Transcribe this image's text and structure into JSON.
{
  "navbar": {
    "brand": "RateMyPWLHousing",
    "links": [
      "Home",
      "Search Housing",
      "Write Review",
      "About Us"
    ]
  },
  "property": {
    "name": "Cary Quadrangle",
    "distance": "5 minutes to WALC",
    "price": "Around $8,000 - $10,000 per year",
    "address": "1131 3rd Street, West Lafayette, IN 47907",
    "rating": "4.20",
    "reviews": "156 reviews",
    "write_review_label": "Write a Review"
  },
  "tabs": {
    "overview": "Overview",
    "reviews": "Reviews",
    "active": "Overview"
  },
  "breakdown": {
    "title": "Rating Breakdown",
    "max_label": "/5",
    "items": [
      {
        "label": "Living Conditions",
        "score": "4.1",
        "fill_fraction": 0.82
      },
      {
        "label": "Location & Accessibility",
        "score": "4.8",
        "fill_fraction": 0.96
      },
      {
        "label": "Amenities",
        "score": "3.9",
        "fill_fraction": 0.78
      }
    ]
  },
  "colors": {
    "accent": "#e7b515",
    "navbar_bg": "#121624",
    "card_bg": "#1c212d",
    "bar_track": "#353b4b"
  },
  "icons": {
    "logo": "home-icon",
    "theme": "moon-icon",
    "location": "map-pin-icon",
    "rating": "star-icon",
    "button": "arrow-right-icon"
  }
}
* * * * *
**Work to complete:** All of the entries should be written out again exactly.

**Completed exercise:**
Transcribe this image's text and structure into JSON.
{
  "navbar": {
    "brand": "RateMyPWLHousing",
    "links": [
      "Home",
      "Search Housing",
      "Write Review",
      "About Us"
    ]
  },
  "property": {
    "name": "Cary Quadrangle",
    "distance": "5 minutes to WALC",
    "price": "Around $8,000 - $10,000 per year",
    "address": "1131 3rd Street, West Lafayette, IN 47907",
    "rating": "4.20",
    "reviews": "156 reviews",
    "write_review_label": "Write a Review"
  },
  "tabs": {
    "overview": "Overview",
    "reviews": "Reviews",
    "active": "Overview"
  },
  "breakdown": {
    "title": "Rating Breakdown",
    "max_label": "/5",
    "items": [
      {
        "label": "Living Conditions",
        "score": "4.1",
        "fill_fraction": 0.82
      },
      {
        "label": "Location & Accessibility",
        "score": "4.8",
        "fill_fraction": 0.96
      },
      {
        "label": "Amenities",
        "score": "3.9",
        "fill_fraction": 0.78
      }
    ]
  },
  "colors": {
    "accent": "#e7b515",
    "navbar_bg": "#121624",
    "card_bg": "#1c212d",
    "bar_track": "#353b4b"
  },
  "icons": {
    "logo": "home-icon",
    "theme": "moon-icon",
    "location": "map-pin-icon",
    "rating": "star-icon",
    "button": "arrow-right-icon"
  }
}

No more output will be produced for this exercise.